### Exercise prompt
Write the records below out in full, character for character, with no pictures.

### Given entries
::::

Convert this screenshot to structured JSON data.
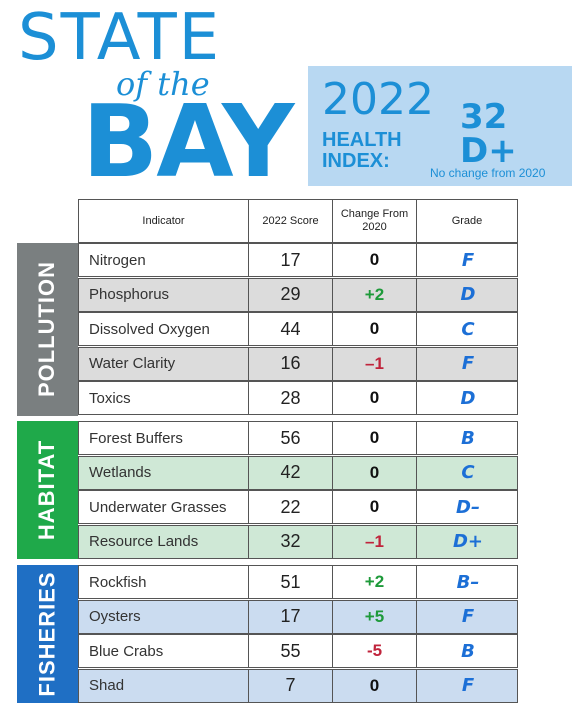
{
  "title": {
    "line1": "STATE",
    "line2": "of the",
    "line3": "BAY"
  },
  "health_index": {
    "year": "2022",
    "label_line1": "HEALTH",
    "label_line2": "INDEX:",
    "score": "32 D+",
    "note": "No change from 2020"
  },
  "table": {
    "headers": [
      "Indicator",
      "2022 Score",
      "Change From 2020",
      "Grade"
    ],
    "sections": [
      {
        "name": "POLLUTION",
        "color": "#7a7f80",
        "alt_color": "#dcdcdc",
        "rows": [
          {
            "indicator": "Nitrogen",
            "score": "17",
            "change": "0",
            "grade": "F"
          },
          {
            "indicator": "Phosphorus",
            "score": "29",
            "change": "+2",
            "grade": "D"
          },
          {
            "indicator": "Dissolved Oxygen",
            "score": "44",
            "change": "0",
            "grade": "C"
          },
          {
            "indicator": "Water Clarity",
            "score": "16",
            "change": "–1",
            "grade": "F"
          },
          {
            "indicator": "Toxics",
            "score": "28",
            "change": "0",
            "grade": "D"
          }
        ]
      },
      {
        "name": "HABITAT",
        "color": "#1fa94a",
        "alt_color": "#cfe8d6",
        "rows": [
          {
            "indicator": "Forest Buffers",
            "score": "56",
            "change": "0",
            "grade": "B"
          },
          {
            "indicator": "Wetlands",
            "score": "42",
            "change": "0",
            "grade": "C"
          },
          {
            "indicator": "Underwater Grasses",
            "score": "22",
            "change": "0",
            "grade": "D–"
          },
          {
            "indicator": "Resource Lands",
            "score": "32",
            "change": "–1",
            "grade": "D+"
          }
        ]
      },
      {
        "name": "FISHERIES",
        "color": "#1f6fc4",
        "alt_color": "#cbdcf0",
        "rows": [
          {
            "indicator": "Rockfish",
            "score": "51",
            "change": "+2",
            "grade": "B–"
          },
          {
            "indicator": "Oysters",
            "score": "17",
            "change": "+5",
            "grade": "F"
          },
          {
            "indicator": "Blue Crabs",
            "score": "55",
            "change": "-5",
            "grade": "B"
          },
          {
            "indicator": "Shad",
            "score": "7",
            "change": "0",
            "grade": "F"
          }
        ]
      }
    ]
  }
}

::::

### Answer for this exercise
Convert this screenshot to structured JSON data.
{
  "title": {
    "line1": "STATE",
    "line2": "of the",
    "line3": "BAY"
  },
  "health_index": {
    "year": "2022",
    "label_line1": "HEALTH",
    "label_line2": "INDEX:",
    "score": "32 D+",
    "note": "No change from 2020"
  },
  "table": {
    "headers": [
      "Indicator",
      "2022 Score",
      "Change From 2020",
      "Grade"
    ],
    "sections": [
      {
        "name": "POLLUTION",
        "color": "#7a7f80",
        "alt_color": "#dcdcdc",
        "rows": [
          {
            "indicator": "Nitrogen",
            "score": "17",
            "change": "0",
            "grade": "F"
          },
          {
            "indicator": "Phosphorus",
            "score": "29",
            "change": "+2",
            "grade": "D"
          },
          {
            "indicator": "Dissolved Oxygen",
            "score": "44",
            "change": "0",
            "grade": "C"
          },
          {
            "indicator": "Water Clarity",
            "score": "16",
            "change": "–1",
            "grade": "F"
          },
          {
            "indicator": "Toxics",
            "score": "28",
            "change": "0",
            "grade": "D"
          }
        ]
      },
      {
        "name": "HABITAT",
        "color": "#1fa94a",
        "alt_color": "#cfe8d6",
        "rows": [
          {
            "indicator": "Forest Buffers",
            "score": "56",
            "change": "0",
            "grade": "B"
          },
          {
            "indicator": "Wetlands",
            "score": "42",
            "change": "0",
            "grade": "C"
          },
          {
            "indicator": "Underwater Grasses",
            "score": "22",
            "change": "0",
            "grade": "D–"
          },
          {
            "indicator": "Resource Lands",
            "score": "32",
            "change": "–1",
            "grade": "D+"
          }
        ]
      },
      {
        "name": "FISHERIES",
        "color": "#1f6fc4",
        "alt_color": "#cbdcf0",
        "rows": [
          {
            "indicator": "Rockfish",
            "score": "51",
            "change": "+2",
            "grade": "B–"
          },
          {
            "indicator": "Oysters",
            "score": "17",
            "change": "+5",
            "grade": "F"
          },
          {
            "indicator": "Blue Crabs",
            "score": "55",
            "change": "-5",
            "grade": "B"
          },
          {
            "indicator": "Shad",
            "score": "7",
            "change": "0",
            "grade": "F"
          }
        ]
      }
    ]
  }
}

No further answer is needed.